--- Begin ---

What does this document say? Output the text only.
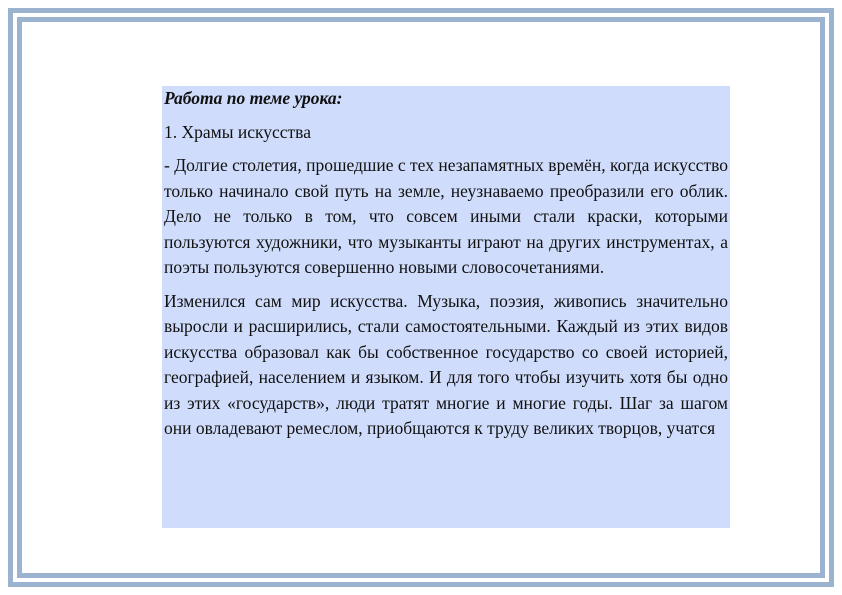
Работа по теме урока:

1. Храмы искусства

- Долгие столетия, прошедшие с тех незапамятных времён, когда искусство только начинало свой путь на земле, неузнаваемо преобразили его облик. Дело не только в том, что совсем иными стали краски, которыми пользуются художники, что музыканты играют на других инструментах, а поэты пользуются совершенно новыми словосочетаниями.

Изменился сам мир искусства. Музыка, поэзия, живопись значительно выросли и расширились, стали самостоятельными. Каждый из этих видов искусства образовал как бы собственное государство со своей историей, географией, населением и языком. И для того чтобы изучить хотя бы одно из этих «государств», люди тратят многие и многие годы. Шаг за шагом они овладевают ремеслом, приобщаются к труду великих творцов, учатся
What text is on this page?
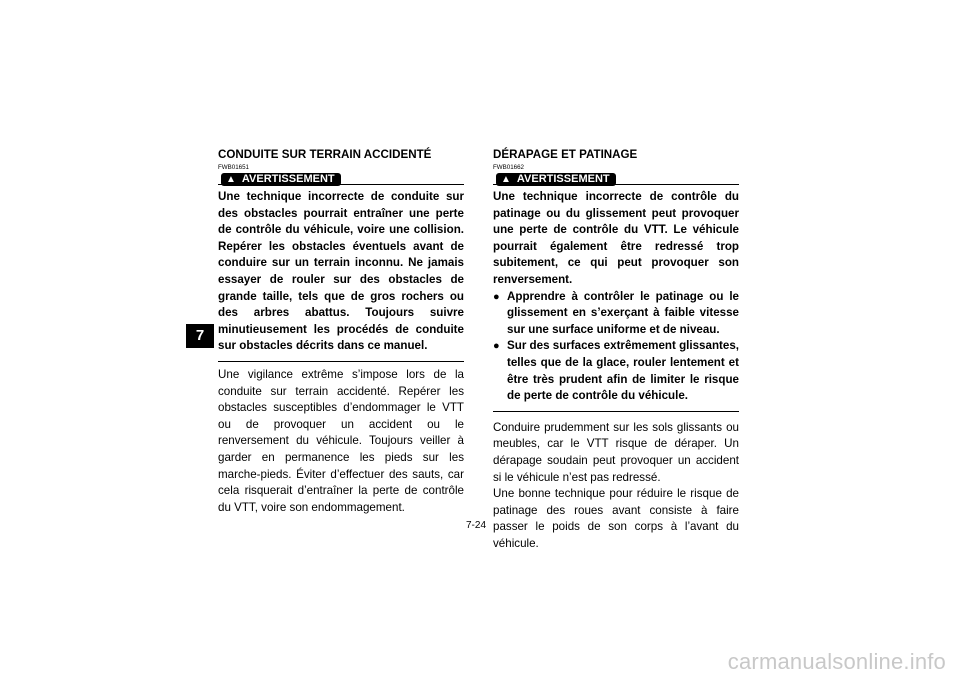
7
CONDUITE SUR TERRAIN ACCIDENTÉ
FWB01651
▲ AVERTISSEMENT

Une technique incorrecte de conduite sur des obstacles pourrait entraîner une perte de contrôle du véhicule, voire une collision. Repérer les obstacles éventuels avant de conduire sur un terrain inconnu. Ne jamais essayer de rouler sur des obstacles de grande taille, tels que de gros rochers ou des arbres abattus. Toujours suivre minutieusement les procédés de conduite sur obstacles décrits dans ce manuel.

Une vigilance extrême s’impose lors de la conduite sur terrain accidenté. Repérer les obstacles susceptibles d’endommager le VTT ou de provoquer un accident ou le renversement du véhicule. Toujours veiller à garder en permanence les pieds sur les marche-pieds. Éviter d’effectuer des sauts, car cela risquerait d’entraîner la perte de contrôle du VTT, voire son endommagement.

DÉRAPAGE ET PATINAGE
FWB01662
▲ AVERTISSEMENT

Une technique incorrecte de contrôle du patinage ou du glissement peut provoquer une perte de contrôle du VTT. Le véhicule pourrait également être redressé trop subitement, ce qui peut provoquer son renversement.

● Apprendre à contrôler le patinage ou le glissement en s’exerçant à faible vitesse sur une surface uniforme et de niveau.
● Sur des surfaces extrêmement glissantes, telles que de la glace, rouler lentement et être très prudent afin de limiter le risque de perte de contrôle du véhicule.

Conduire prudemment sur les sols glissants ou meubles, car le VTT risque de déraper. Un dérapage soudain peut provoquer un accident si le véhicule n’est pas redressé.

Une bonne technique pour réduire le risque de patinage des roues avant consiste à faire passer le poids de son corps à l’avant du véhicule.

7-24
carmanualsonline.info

--- End ---

* _What is being asked_:
Quote in full the listing given above; the images are to be left out.

* _Exercise solution_:
What does this document say? Output the text only.
Работа по теме урока:

1. Храмы искусства

- Долгие столетия, прошедшие с тех незапамятных времён, когда искусство только начинало свой путь на земле, неузнаваемо преобразили его облик. Дело не только в том, что совсем иными стали краски, которыми пользуются художники, что музыканты играют на других инструментах, а поэты пользуются совершенно новыми словосочетаниями.

Изменился сам мир искусства. Музыка, поэзия, живопись значительно выросли и расширились, стали самостоятельными. Каждый из этих видов искусства образовал как бы собственное государство со своей историей, географией, населением и языком. И для того чтобы изучить хотя бы одно из этих «государств», люди тратят многие и многие годы. Шаг за шагом они овладевают ремеслом, приобщаются к труду великих творцов, учатся
What text is on this page?
7
CONDUITE SUR TERRAIN ACCIDENTÉ
FWB01651
▲ AVERTISSEMENT

Une technique incorrecte de conduite sur des obstacles pourrait entraîner une perte de contrôle du véhicule, voire une collision. Repérer les obstacles éventuels avant de conduire sur un terrain inconnu. Ne jamais essayer de rouler sur des obstacles de grande taille, tels que de gros rochers ou des arbres abattus. Toujours suivre minutieusement les procédés de conduite sur obstacles décrits dans ce manuel.

Une vigilance extrême s’impose lors de la conduite sur terrain accidenté. Repérer les obstacles susceptibles d’endommager le VTT ou de provoquer un accident ou le renversement du véhicule. Toujours veiller à garder en permanence les pieds sur les marche-pieds. Éviter d’effectuer des sauts, car cela risquerait d’entraîner la perte de contrôle du VTT, voire son endommagement.

DÉRAPAGE ET PATINAGE
FWB01662
▲ AVERTISSEMENT

Une technique incorrecte de contrôle du patinage ou du glissement peut provoquer une perte de contrôle du VTT. Le véhicule pourrait également être redressé trop subitement, ce qui peut provoquer son renversement.

● Apprendre à contrôler le patinage ou le glissement en s’exerçant à faible vitesse sur une surface uniforme et de niveau.
● Sur des surfaces extrêmement glissantes, telles que de la glace, rouler lentement et être très prudent afin de limiter le risque de perte de contrôle du véhicule.

Conduire prudemment sur les sols glissants ou meubles, car le VTT risque de déraper. Un dérapage soudain peut provoquer un accident si le véhicule n’est pas redressé.

Une bonne technique pour réduire le risque de patinage des roues avant consiste à faire passer le poids de son corps à l’avant du véhicule.

7-24
carmanualsonline.info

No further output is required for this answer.